**Material to process**
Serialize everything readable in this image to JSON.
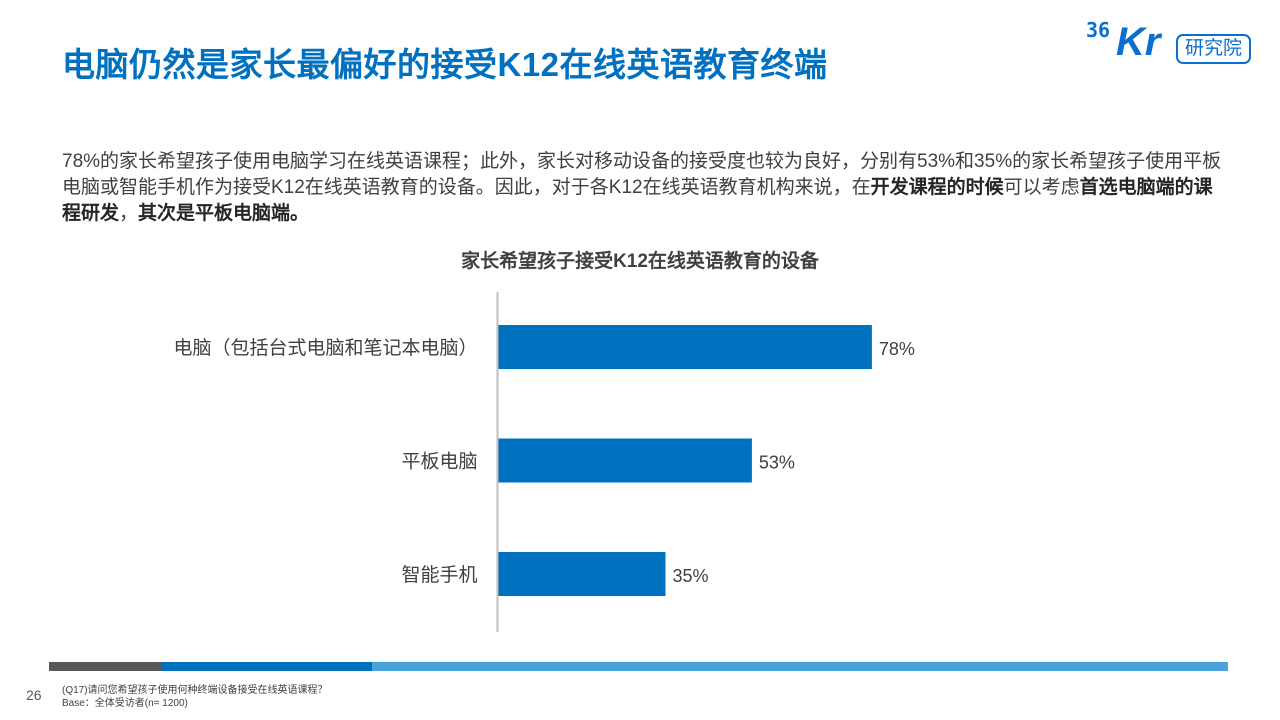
{
  "page": {
    "title": "电脑仍然是家长最偏好的接受K12在线英语教育终端",
    "page_number": "26"
  },
  "logo": {
    "digits": "36",
    "letters": "Kr",
    "label": "研究院"
  },
  "summary": {
    "part1": "78%的家长希望孩子使用电脑学习在线英语课程；此外，家长对移动设备的接受度也较为良好，分别有53%和35%的家长希望孩子使用平板电脑或智能手机作为接受K12在线英语教育的设备。因此，对于各K12在线英语教育机构来说，在",
    "bold1": "开发课程的时候",
    "part2": "可以考虑",
    "bold2": "首选电脑端的课程研发",
    "part3": "，",
    "bold3": "其次是平板电脑端。"
  },
  "chart_data": {
    "type": "bar",
    "orientation": "horizontal",
    "title": "家长希望孩子接受K12在线英语教育的设备",
    "categories": [
      "电脑（包括台式电脑和笔记本电脑）",
      "平板电脑",
      "智能手机"
    ],
    "values": [
      78,
      53,
      35
    ],
    "value_labels": [
      "78%",
      "53%",
      "35%"
    ],
    "unit": "%",
    "xlim": [
      0,
      100
    ],
    "bar_color": "#0070c0",
    "grid": false,
    "legend": "none"
  },
  "footer": {
    "question": "(Q17)请问您希望孩子使用何种终端设备接受在线英语课程？",
    "base": "Base：全体受访者(n= 1200)"
  },
  "colors": {
    "accent": "#0070c0",
    "footer_dark": "#595959",
    "footer_blue": "#0070c0",
    "footer_light": "#4aa3d8"
  }
}
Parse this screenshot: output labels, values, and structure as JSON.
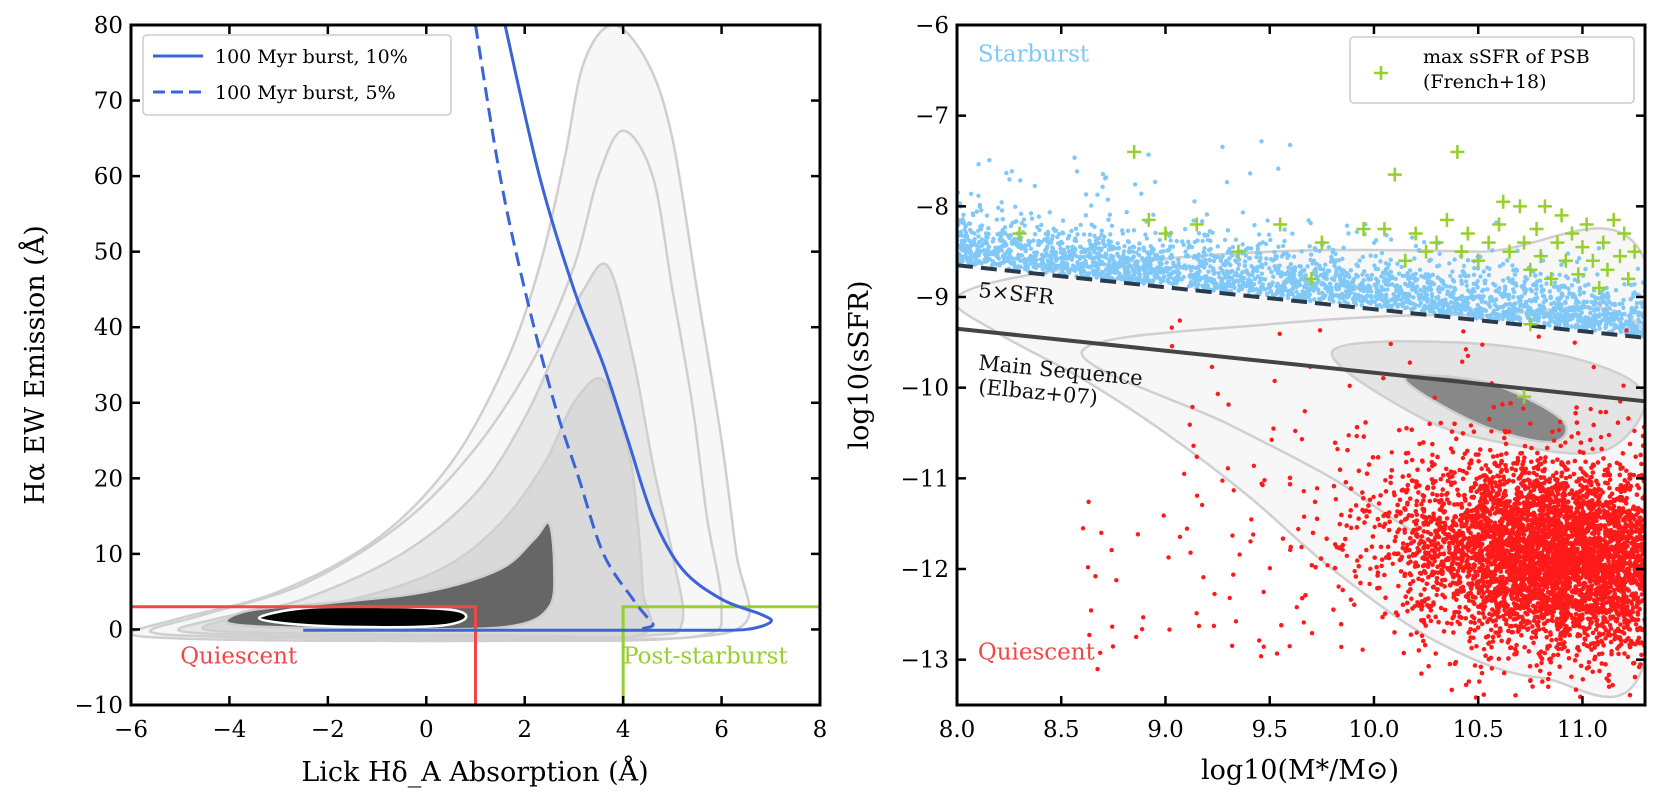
{
  "chart_data": [
    {
      "type": "scatter",
      "panel": "left",
      "xlabel": "Lick Hδ_A Absorption (Å)",
      "ylabel": "Hα EW Emission (Å)",
      "xlim": [
        -6,
        8
      ],
      "ylim": [
        -10,
        80
      ],
      "xticks": [
        "−6",
        "−4",
        "−2",
        "0",
        "2",
        "4",
        "6",
        "8"
      ],
      "xtick_values": [
        -6,
        -4,
        -2,
        0,
        2,
        4,
        6,
        8
      ],
      "yticks": [
        "−10",
        "0",
        "10",
        "20",
        "30",
        "40",
        "50",
        "60",
        "70",
        "80"
      ],
      "ytick_values": [
        -10,
        0,
        10,
        20,
        30,
        40,
        50,
        60,
        70,
        80
      ],
      "legend": {
        "placement": "top-left",
        "entries": [
          {
            "label": "100 Myr burst, 10%",
            "style": "solid",
            "color": "#3b64d8"
          },
          {
            "label": "100 Myr burst, 5%",
            "style": "dashed",
            "color": "#3b64d8"
          }
        ]
      },
      "series": [
        {
          "name": "100 Myr burst, 10%",
          "style": "solid",
          "color": "#3b64d8",
          "points": [
            [
              1.6,
              80
            ],
            [
              2.3,
              60
            ],
            [
              3.0,
              45
            ],
            [
              3.6,
              35
            ],
            [
              4.1,
              25
            ],
            [
              4.6,
              15
            ],
            [
              5.2,
              8
            ],
            [
              6.0,
              4
            ],
            [
              6.8,
              2
            ],
            [
              7.0,
              1
            ],
            [
              6.5,
              0
            ],
            [
              5.5,
              -0.1
            ],
            [
              4.0,
              -0.1
            ],
            [
              2.0,
              -0.1
            ],
            [
              0,
              -0.1
            ],
            [
              -2.5,
              -0.1
            ]
          ]
        },
        {
          "name": "100 Myr burst, 5%",
          "style": "dashed",
          "color": "#3b64d8",
          "points": [
            [
              1.0,
              80
            ],
            [
              1.5,
              60
            ],
            [
              2.0,
              45
            ],
            [
              2.6,
              30
            ],
            [
              3.1,
              20
            ],
            [
              3.6,
              10
            ],
            [
              4.2,
              4
            ],
            [
              4.5,
              1.5
            ],
            [
              4.6,
              0.5
            ],
            [
              4.3,
              0
            ]
          ]
        }
      ],
      "contours": [
        {
          "level": "outermost",
          "fill": "#f7f7f7",
          "points": [
            [
              -6.0,
              -0.5
            ],
            [
              -5.0,
              -1.2
            ],
            [
              -2.0,
              -1.5
            ],
            [
              2.0,
              -1.5
            ],
            [
              5.0,
              -1.2
            ],
            [
              6.5,
              1.0
            ],
            [
              6.3,
              10.0
            ],
            [
              6.0,
              25.0
            ],
            [
              5.5,
              45.0
            ],
            [
              5.0,
              65.0
            ],
            [
              4.5,
              75.0
            ],
            [
              3.8,
              80.0
            ],
            [
              3.2,
              75.0
            ],
            [
              2.8,
              62.0
            ],
            [
              2.3,
              48.0
            ],
            [
              1.6,
              35.0
            ],
            [
              0.5,
              22.0
            ],
            [
              -1.0,
              12.0
            ],
            [
              -3.0,
              5.0
            ],
            [
              -5.0,
              1.5
            ]
          ]
        },
        {
          "level": "outer",
          "fill": "#f7f7f7",
          "points": [
            [
              -5.6,
              -0.3
            ],
            [
              -4.0,
              -1.0
            ],
            [
              -1.0,
              -1.2
            ],
            [
              3.0,
              -1.2
            ],
            [
              5.6,
              -0.8
            ],
            [
              6.0,
              3.0
            ],
            [
              5.7,
              15.0
            ],
            [
              5.4,
              30.0
            ],
            [
              5.0,
              45.0
            ],
            [
              4.6,
              60.0
            ],
            [
              4.0,
              66.0
            ],
            [
              3.5,
              60.0
            ],
            [
              3.0,
              48.0
            ],
            [
              2.2,
              36.0
            ],
            [
              1.0,
              24.0
            ],
            [
              -0.5,
              14.0
            ],
            [
              -2.5,
              6.0
            ],
            [
              -4.5,
              2.0
            ]
          ]
        },
        {
          "level": "middle",
          "fill": "#e8e8e8",
          "points": [
            [
              -5.0,
              -0.2
            ],
            [
              -3.0,
              -0.8
            ],
            [
              1.0,
              -1.0
            ],
            [
              4.5,
              -0.8
            ],
            [
              5.2,
              1.0
            ],
            [
              5.0,
              10.0
            ],
            [
              4.6,
              22.0
            ],
            [
              4.2,
              36.0
            ],
            [
              3.7,
              48.0
            ],
            [
              3.2,
              45.0
            ],
            [
              2.7,
              38.0
            ],
            [
              2.0,
              28.0
            ],
            [
              1.0,
              18.0
            ],
            [
              -0.5,
              10.0
            ],
            [
              -2.5,
              4.0
            ],
            [
              -4.2,
              1.5
            ]
          ]
        },
        {
          "level": "inner",
          "fill": "#d9d9d9",
          "points": [
            [
              -4.5,
              0.0
            ],
            [
              -2.0,
              -0.6
            ],
            [
              2.0,
              -0.8
            ],
            [
              4.4,
              -0.6
            ],
            [
              4.4,
              5.0
            ],
            [
              4.3,
              14.0
            ],
            [
              4.1,
              24.0
            ],
            [
              3.6,
              33.0
            ],
            [
              3.0,
              30.0
            ],
            [
              2.4,
              22.0
            ],
            [
              1.5,
              14.0
            ],
            [
              0.3,
              8.0
            ],
            [
              -1.5,
              4.0
            ],
            [
              -3.5,
              2.0
            ]
          ]
        },
        {
          "level": "core",
          "fill": "#666666",
          "points": [
            [
              -4.0,
              0.8
            ],
            [
              -2.5,
              0.2
            ],
            [
              0.0,
              0.0
            ],
            [
              1.8,
              0.5
            ],
            [
              2.5,
              3.0
            ],
            [
              2.6,
              8.0
            ],
            [
              2.5,
              14.0
            ],
            [
              2.2,
              12.0
            ],
            [
              1.5,
              8.0
            ],
            [
              0.0,
              5.0
            ],
            [
              -2.0,
              3.5
            ],
            [
              -3.6,
              2.5
            ]
          ]
        },
        {
          "level": "peak",
          "fill": "#000000",
          "points": [
            [
              -3.4,
              1.5
            ],
            [
              -2.5,
              0.6
            ],
            [
              -1.0,
              0.3
            ],
            [
              0.3,
              0.5
            ],
            [
              0.8,
              1.5
            ],
            [
              0.5,
              2.6
            ],
            [
              -1.0,
              3.0
            ],
            [
              -2.5,
              2.8
            ]
          ]
        }
      ],
      "regions": [
        {
          "name": "Quiescent",
          "color": "#f04848",
          "x_max": 1.0,
          "y_max": 3.0
        },
        {
          "name": "Post-starburst",
          "color": "#97cf2d",
          "x_min": 4.0,
          "y_max": 3.0
        }
      ],
      "annotations": [
        {
          "text": "Quiescent",
          "x": -5.0,
          "y": -4.5,
          "color": "#f04848"
        },
        {
          "text": "Post-starburst",
          "x": 4.0,
          "y": -4.5,
          "color": "#97cf2d"
        }
      ]
    },
    {
      "type": "scatter",
      "panel": "right",
      "xlabel": "log10(M*/M⊙)",
      "ylabel": "log10(sSFR)",
      "xlim": [
        8.0,
        11.3
      ],
      "ylim": [
        -13.5,
        -6
      ],
      "xticks": [
        "8.0",
        "8.5",
        "9.0",
        "9.5",
        "10.0",
        "10.5",
        "11.0"
      ],
      "xtick_values": [
        8.0,
        8.5,
        9.0,
        9.5,
        10.0,
        10.5,
        11.0
      ],
      "yticks": [
        "−13",
        "−12",
        "−11",
        "−10",
        "−9",
        "−8",
        "−7",
        "−6"
      ],
      "ytick_values": [
        -13,
        -12,
        -11,
        -10,
        -9,
        -8,
        -7,
        -6
      ],
      "legend": {
        "placement": "top-right",
        "entries": [
          {
            "label_line1": "max sSFR of PSB",
            "label_line2": "(French+18)",
            "marker": "+",
            "color": "#97cf2d"
          }
        ]
      },
      "lines": [
        {
          "name": "Main Sequence (Elbaz+07)",
          "style": "solid",
          "color": "#444444",
          "points": [
            [
              8.0,
              -9.35
            ],
            [
              11.3,
              -10.15
            ]
          ]
        },
        {
          "name": "5×SFR",
          "style": "dashed",
          "color": "#2b3a4a",
          "points": [
            [
              8.0,
              -8.65
            ],
            [
              11.3,
              -9.45
            ]
          ]
        }
      ],
      "scatter_series": [
        {
          "name": "Starburst",
          "color": "#7fc8f8",
          "x_range": [
            8.0,
            11.3
          ],
          "y_band": "above 5×SFR line, up to about −7.5"
        },
        {
          "name": "Quiescent",
          "color": "#ff1a1a",
          "x_range": [
            8.5,
            11.3
          ],
          "y_range": [
            -13.2,
            -10.5
          ]
        },
        {
          "name": "max sSFR of PSB (French+18)",
          "marker": "+",
          "color": "#97cf2d",
          "points": [
            [
              8.3,
              -8.3
            ],
            [
              8.85,
              -7.4
            ],
            [
              8.92,
              -8.15
            ],
            [
              9.0,
              -8.3
            ],
            [
              9.15,
              -8.2
            ],
            [
              9.35,
              -8.5
            ],
            [
              9.55,
              -8.2
            ],
            [
              9.7,
              -8.8
            ],
            [
              9.75,
              -8.4
            ],
            [
              9.95,
              -8.25
            ],
            [
              10.05,
              -8.25
            ],
            [
              10.1,
              -7.65
            ],
            [
              10.15,
              -8.6
            ],
            [
              10.2,
              -8.3
            ],
            [
              10.25,
              -8.5
            ],
            [
              10.3,
              -8.4
            ],
            [
              10.35,
              -8.15
            ],
            [
              10.4,
              -7.4
            ],
            [
              10.42,
              -8.5
            ],
            [
              10.45,
              -8.3
            ],
            [
              10.5,
              -8.6
            ],
            [
              10.55,
              -8.4
            ],
            [
              10.6,
              -8.2
            ],
            [
              10.62,
              -7.95
            ],
            [
              10.65,
              -8.5
            ],
            [
              10.7,
              -8.0
            ],
            [
              10.72,
              -8.4
            ],
            [
              10.75,
              -9.3
            ],
            [
              10.75,
              -8.7
            ],
            [
              10.78,
              -8.25
            ],
            [
              10.8,
              -8.55
            ],
            [
              10.82,
              -8.0
            ],
            [
              10.85,
              -8.8
            ],
            [
              10.88,
              -8.4
            ],
            [
              10.9,
              -8.1
            ],
            [
              10.92,
              -8.6
            ],
            [
              10.95,
              -8.3
            ],
            [
              10.98,
              -8.75
            ],
            [
              11.0,
              -8.45
            ],
            [
              11.02,
              -8.2
            ],
            [
              11.05,
              -8.6
            ],
            [
              11.08,
              -8.9
            ],
            [
              11.1,
              -8.4
            ],
            [
              11.12,
              -8.7
            ],
            [
              11.15,
              -8.15
            ],
            [
              11.18,
              -8.55
            ],
            [
              11.2,
              -8.3
            ],
            [
              11.22,
              -8.8
            ],
            [
              11.25,
              -8.5
            ],
            [
              10.72,
              -10.1
            ]
          ]
        }
      ],
      "contours": [
        {
          "level": "outer",
          "fill": "#f7f7f7",
          "points": [
            [
              8.0,
              -9.0
            ],
            [
              8.5,
              -8.7
            ],
            [
              9.5,
              -8.5
            ],
            [
              10.5,
              -8.5
            ],
            [
              11.3,
              -8.6
            ],
            [
              11.3,
              -13.0
            ],
            [
              10.8,
              -13.2
            ],
            [
              10.3,
              -12.8
            ],
            [
              9.8,
              -12.0
            ],
            [
              9.4,
              -11.2
            ],
            [
              9.0,
              -10.5
            ],
            [
              8.6,
              -9.9
            ],
            [
              8.2,
              -9.4
            ]
          ]
        },
        {
          "level": "middle",
          "fill": "#f7f7f7",
          "points": [
            [
              8.6,
              -9.6
            ],
            [
              9.5,
              -9.3
            ],
            [
              10.5,
              -9.2
            ],
            [
              11.3,
              -9.4
            ],
            [
              11.3,
              -12.3
            ],
            [
              10.8,
              -12.3
            ],
            [
              10.2,
              -11.6
            ],
            [
              9.8,
              -11.0
            ],
            [
              9.3,
              -10.4
            ]
          ]
        },
        {
          "level": "inner",
          "fill": "#e4e4e4",
          "points": [
            [
              9.8,
              -9.6
            ],
            [
              10.4,
              -9.5
            ],
            [
              11.0,
              -9.7
            ],
            [
              11.3,
              -10.1
            ],
            [
              11.1,
              -10.7
            ],
            [
              10.6,
              -10.6
            ],
            [
              10.2,
              -10.3
            ]
          ]
        },
        {
          "level": "core",
          "fill": "#888888",
          "points": [
            [
              10.15,
              -9.9
            ],
            [
              10.55,
              -9.95
            ],
            [
              10.9,
              -10.35
            ],
            [
              10.85,
              -10.6
            ],
            [
              10.5,
              -10.4
            ]
          ]
        }
      ],
      "annotations": [
        {
          "text": "Starburst",
          "x": 8.1,
          "y": -6.4,
          "color": "#7fc8f8"
        },
        {
          "text": "Quiescent",
          "x": 8.1,
          "y": -13.0,
          "color": "#f04848"
        },
        {
          "text": "5×SFR",
          "x": 8.1,
          "y": -9.0,
          "color": "#111111"
        },
        {
          "text_line1": "Main Sequence",
          "text_line2": "(Elbaz+07)",
          "x": 8.1,
          "y": -9.8,
          "color": "#111111"
        }
      ]
    }
  ]
}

**The request**
Report the number of lines that contain "JSON", with no other words.

**Task result**
2